Exercise inputs:
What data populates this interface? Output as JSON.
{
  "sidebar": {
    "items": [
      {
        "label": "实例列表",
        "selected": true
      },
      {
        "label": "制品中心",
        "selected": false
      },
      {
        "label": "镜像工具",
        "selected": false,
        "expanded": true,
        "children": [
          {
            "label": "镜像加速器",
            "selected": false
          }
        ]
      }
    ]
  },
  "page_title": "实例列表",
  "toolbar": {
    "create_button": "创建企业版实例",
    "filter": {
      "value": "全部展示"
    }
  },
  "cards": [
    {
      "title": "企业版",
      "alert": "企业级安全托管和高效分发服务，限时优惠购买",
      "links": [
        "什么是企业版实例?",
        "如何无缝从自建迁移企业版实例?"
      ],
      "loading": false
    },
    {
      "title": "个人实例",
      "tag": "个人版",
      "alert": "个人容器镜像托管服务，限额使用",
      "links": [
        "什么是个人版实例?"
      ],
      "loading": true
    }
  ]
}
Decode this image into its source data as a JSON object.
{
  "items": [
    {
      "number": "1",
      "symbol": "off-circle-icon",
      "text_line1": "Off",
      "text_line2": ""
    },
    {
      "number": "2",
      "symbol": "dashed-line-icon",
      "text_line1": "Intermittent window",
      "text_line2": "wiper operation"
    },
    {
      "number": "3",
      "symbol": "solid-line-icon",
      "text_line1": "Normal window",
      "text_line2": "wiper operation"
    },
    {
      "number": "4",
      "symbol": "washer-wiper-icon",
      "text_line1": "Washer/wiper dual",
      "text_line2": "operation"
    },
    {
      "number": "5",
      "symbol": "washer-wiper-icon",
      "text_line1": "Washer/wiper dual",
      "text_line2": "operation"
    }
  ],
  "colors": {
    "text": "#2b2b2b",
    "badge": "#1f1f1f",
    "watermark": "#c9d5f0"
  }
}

Problem to solve: Return exactly, and only, the line containing "Decode this image" and every line after it through the end of the material.

Complete answer:
Decode this image into its source data as a JSON object.
{
  "items": [
    {
      "number": "1",
      "symbol": "off-circle-icon",
      "text_line1": "Off",
      "text_line2": ""
    },
    {
      "number": "2",
      "symbol": "dashed-line-icon",
      "text_line1": "Intermittent window",
      "text_line2": "wiper operation"
    },
    {
      "number": "3",
      "symbol": "solid-line-icon",
      "text_line1": "Normal window",
      "text_line2": "wiper operation"
    },
    {
      "number": "4",
      "symbol": "washer-wiper-icon",
      "text_line1": "Washer/wiper dual",
      "text_line2": "operation"
    },
    {
      "number": "5",
      "symbol": "washer-wiper-icon",
      "text_line1": "Washer/wiper dual",
      "text_line2": "operation"
    }
  ],
  "colors": {
    "text": "#2b2b2b",
    "badge": "#1f1f1f",
    "watermark": "#c9d5f0"
  }
}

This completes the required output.